Required task
Extract all records. Keep each one exact.

::: Extracted entries

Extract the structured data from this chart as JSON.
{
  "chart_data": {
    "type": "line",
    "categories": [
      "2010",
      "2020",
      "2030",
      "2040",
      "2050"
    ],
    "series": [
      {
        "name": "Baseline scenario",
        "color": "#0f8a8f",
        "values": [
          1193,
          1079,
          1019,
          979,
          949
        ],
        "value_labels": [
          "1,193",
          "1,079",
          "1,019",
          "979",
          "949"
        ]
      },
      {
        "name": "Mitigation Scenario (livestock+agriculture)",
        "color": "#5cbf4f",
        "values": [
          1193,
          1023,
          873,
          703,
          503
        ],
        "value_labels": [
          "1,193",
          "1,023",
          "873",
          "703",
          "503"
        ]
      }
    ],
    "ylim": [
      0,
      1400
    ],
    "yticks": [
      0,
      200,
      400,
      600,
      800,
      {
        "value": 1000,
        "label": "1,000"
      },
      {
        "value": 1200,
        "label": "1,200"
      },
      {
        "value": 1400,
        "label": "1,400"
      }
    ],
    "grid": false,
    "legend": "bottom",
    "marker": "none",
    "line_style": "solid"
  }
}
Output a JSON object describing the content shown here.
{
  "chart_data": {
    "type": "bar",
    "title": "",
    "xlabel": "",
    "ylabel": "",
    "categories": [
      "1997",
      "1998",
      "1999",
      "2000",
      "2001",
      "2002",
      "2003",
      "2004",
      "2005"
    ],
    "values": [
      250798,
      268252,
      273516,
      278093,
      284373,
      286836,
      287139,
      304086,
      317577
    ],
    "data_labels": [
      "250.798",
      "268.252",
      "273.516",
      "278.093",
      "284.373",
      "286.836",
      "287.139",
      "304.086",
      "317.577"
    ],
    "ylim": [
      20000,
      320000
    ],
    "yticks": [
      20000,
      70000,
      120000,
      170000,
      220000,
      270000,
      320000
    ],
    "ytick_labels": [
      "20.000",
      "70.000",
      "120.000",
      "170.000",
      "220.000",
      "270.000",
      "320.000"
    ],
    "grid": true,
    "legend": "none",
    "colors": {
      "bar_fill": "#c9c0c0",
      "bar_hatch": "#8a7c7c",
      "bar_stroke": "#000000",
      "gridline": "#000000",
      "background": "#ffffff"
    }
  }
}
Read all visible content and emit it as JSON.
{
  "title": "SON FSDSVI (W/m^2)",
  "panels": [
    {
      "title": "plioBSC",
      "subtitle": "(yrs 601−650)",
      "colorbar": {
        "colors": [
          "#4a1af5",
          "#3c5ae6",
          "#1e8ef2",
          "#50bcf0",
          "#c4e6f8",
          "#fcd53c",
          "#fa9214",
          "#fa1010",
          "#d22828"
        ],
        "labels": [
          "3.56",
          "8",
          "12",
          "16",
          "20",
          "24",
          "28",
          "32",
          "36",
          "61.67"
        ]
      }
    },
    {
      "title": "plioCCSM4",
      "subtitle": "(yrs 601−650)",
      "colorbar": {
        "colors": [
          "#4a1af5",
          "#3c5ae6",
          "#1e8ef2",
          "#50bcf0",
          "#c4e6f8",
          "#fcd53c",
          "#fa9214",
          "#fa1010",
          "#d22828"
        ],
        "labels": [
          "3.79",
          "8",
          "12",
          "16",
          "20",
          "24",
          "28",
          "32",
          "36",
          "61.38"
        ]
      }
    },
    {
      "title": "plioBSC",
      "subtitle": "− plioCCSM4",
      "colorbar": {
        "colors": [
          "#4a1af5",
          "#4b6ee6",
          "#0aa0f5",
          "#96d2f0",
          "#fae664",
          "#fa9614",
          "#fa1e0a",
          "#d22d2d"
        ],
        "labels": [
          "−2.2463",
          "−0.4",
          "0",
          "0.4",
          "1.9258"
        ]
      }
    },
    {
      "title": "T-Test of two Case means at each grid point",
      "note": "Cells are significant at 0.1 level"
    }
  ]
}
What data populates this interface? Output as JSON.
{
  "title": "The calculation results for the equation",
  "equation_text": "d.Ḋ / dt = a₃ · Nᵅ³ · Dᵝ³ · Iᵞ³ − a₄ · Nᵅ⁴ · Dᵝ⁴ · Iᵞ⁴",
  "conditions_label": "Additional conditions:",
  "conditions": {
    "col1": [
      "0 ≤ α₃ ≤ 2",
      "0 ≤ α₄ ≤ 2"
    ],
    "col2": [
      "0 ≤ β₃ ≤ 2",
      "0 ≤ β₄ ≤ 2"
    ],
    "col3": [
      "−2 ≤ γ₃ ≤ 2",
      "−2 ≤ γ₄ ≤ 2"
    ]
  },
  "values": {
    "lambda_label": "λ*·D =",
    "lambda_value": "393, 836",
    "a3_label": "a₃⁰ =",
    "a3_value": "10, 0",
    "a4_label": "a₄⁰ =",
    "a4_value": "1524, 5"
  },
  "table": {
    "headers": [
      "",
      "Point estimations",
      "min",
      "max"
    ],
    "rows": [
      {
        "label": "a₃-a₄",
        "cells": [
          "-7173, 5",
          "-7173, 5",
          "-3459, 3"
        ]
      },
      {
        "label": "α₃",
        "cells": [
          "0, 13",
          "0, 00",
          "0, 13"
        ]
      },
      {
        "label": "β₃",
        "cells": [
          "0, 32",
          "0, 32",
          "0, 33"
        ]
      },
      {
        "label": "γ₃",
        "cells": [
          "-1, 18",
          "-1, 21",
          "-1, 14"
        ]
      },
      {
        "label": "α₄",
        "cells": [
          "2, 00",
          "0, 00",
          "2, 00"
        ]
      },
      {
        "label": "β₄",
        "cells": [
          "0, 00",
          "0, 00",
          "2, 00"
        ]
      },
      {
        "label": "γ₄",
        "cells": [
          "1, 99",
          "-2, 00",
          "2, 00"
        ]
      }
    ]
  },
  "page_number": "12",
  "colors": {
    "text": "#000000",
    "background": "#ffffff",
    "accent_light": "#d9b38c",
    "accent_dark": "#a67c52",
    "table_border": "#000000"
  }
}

::::::

Result for this exercise
Extract the structured data from this chart as JSON.
{
  "chart_data": {
    "type": "line",
    "categories": [
      "2010",
      "2020",
      "2030",
      "2040",
      "2050"
    ],
    "series": [
      {
        "name": "Baseline scenario",
        "color": "#0f8a8f",
        "values": [
          1193,
          1079,
          1019,
          979,
          949
        ],
        "value_labels": [
          "1,193",
          "1,079",
          "1,019",
          "979",
          "949"
        ]
      },
      {
        "name": "Mitigation Scenario (livestock+agriculture)",
        "color": "#5cbf4f",
        "values": [
          1193,
          1023,
          873,
          703,
          503
        ],
        "value_labels": [
          "1,193",
          "1,023",
          "873",
          "703",
          "503"
        ]
      }
    ],
    "ylim": [
      0,
      1400
    ],
    "yticks": [
      0,
      200,
      400,
      600,
      800,
      {
        "value": 1000,
        "label": "1,000"
      },
      {
        "value": 1200,
        "label": "1,200"
      },
      {
        "value": 1400,
        "label": "1,400"
      }
    ],
    "grid": false,
    "legend": "bottom",
    "marker": "none",
    "line_style": "solid"
  }
}
Output a JSON object describing the content shown here.
{
  "chart_data": {
    "type": "bar",
    "title": "",
    "xlabel": "",
    "ylabel": "",
    "categories": [
      "1997",
      "1998",
      "1999",
      "2000",
      "2001",
      "2002",
      "2003",
      "2004",
      "2005"
    ],
    "values": [
      250798,
      268252,
      273516,
      278093,
      284373,
      286836,
      287139,
      304086,
      317577
    ],
    "data_labels": [
      "250.798",
      "268.252",
      "273.516",
      "278.093",
      "284.373",
      "286.836",
      "287.139",
      "304.086",
      "317.577"
    ],
    "ylim": [
      20000,
      320000
    ],
    "yticks": [
      20000,
      70000,
      120000,
      170000,
      220000,
      270000,
      320000
    ],
    "ytick_labels": [
      "20.000",
      "70.000",
      "120.000",
      "170.000",
      "220.000",
      "270.000",
      "320.000"
    ],
    "grid": true,
    "legend": "none",
    "colors": {
      "bar_fill": "#c9c0c0",
      "bar_hatch": "#8a7c7c",
      "bar_stroke": "#000000",
      "gridline": "#000000",
      "background": "#ffffff"
    }
  }
}
Read all visible content and emit it as JSON.
{
  "title": "SON FSDSVI (W/m^2)",
  "panels": [
    {
      "title": "plioBSC",
      "subtitle": "(yrs 601−650)",
      "colorbar": {
        "colors": [
          "#4a1af5",
          "#3c5ae6",
          "#1e8ef2",
          "#50bcf0",
          "#c4e6f8",
          "#fcd53c",
          "#fa9214",
          "#fa1010",
          "#d22828"
        ],
        "labels": [
          "3.56",
          "8",
          "12",
          "16",
          "20",
          "24",
          "28",
          "32",
          "36",
          "61.67"
        ]
      }
    },
    {
      "title": "plioCCSM4",
      "subtitle": "(yrs 601−650)",
      "colorbar": {
        "colors": [
          "#4a1af5",
          "#3c5ae6",
          "#1e8ef2",
          "#50bcf0",
          "#c4e6f8",
          "#fcd53c",
          "#fa9214",
          "#fa1010",
          "#d22828"
        ],
        "labels": [
          "3.79",
          "8",
          "12",
          "16",
          "20",
          "24",
          "28",
          "32",
          "36",
          "61.38"
        ]
      }
    },
    {
      "title": "plioBSC",
      "subtitle": "− plioCCSM4",
      "colorbar": {
        "colors": [
          "#4a1af5",
          "#4b6ee6",
          "#0aa0f5",
          "#96d2f0",
          "#fae664",
          "#fa9614",
          "#fa1e0a",
          "#d22d2d"
        ],
        "labels": [
          "−2.2463",
          "−0.4",
          "0",
          "0.4",
          "1.9258"
        ]
      }
    },
    {
      "title": "T-Test of two Case means at each grid point",
      "note": "Cells are significant at 0.1 level"
    }
  ]
}
What data populates this interface? Output as JSON.
{
  "title": "The calculation results for the equation",
  "equation_text": "d.Ḋ / dt = a₃ · Nᵅ³ · Dᵝ³ · Iᵞ³ − a₄ · Nᵅ⁴ · Dᵝ⁴ · Iᵞ⁴",
  "conditions_label": "Additional conditions:",
  "conditions": {
    "col1": [
      "0 ≤ α₃ ≤ 2",
      "0 ≤ α₄ ≤ 2"
    ],
    "col2": [
      "0 ≤ β₃ ≤ 2",
      "0 ≤ β₄ ≤ 2"
    ],
    "col3": [
      "−2 ≤ γ₃ ≤ 2",
      "−2 ≤ γ₄ ≤ 2"
    ]
  },
  "values": {
    "lambda_label": "λ*·D =",
    "lambda_value": "393, 836",
    "a3_label": "a₃⁰ =",
    "a3_value": "10, 0",
    "a4_label": "a₄⁰ =",
    "a4_value": "1524, 5"
  },
  "table": {
    "headers": [
      "",
      "Point estimations",
      "min",
      "max"
    ],
    "rows": [
      {
        "label": "a₃-a₄",
        "cells": [
          "-7173, 5",
          "-7173, 5",
          "-3459, 3"
        ]
      },
      {
        "label": "α₃",
        "cells": [
          "0, 13",
          "0, 00",
          "0, 13"
        ]
      },
      {
        "label": "β₃",
        "cells": [
          "0, 32",
          "0, 32",
          "0, 33"
        ]
      },
      {
        "label": "γ₃",
        "cells": [
          "-1, 18",
          "-1, 21",
          "-1, 14"
        ]
      },
      {
        "label": "α₄",
        "cells": [
          "2, 00",
          "0, 00",
          "2, 00"
        ]
      },
      {
        "label": "β₄",
        "cells": [
          "0, 00",
          "0, 00",
          "2, 00"
        ]
      },
      {
        "label": "γ₄",
        "cells": [
          "1, 99",
          "-2, 00",
          "2, 00"
        ]
      }
    ]
  },
  "page_number": "12",
  "colors": {
    "text": "#000000",
    "background": "#ffffff",
    "accent_light": "#d9b38c",
    "accent_dark": "#a67c52",
    "table_border": "#000000"
  }
}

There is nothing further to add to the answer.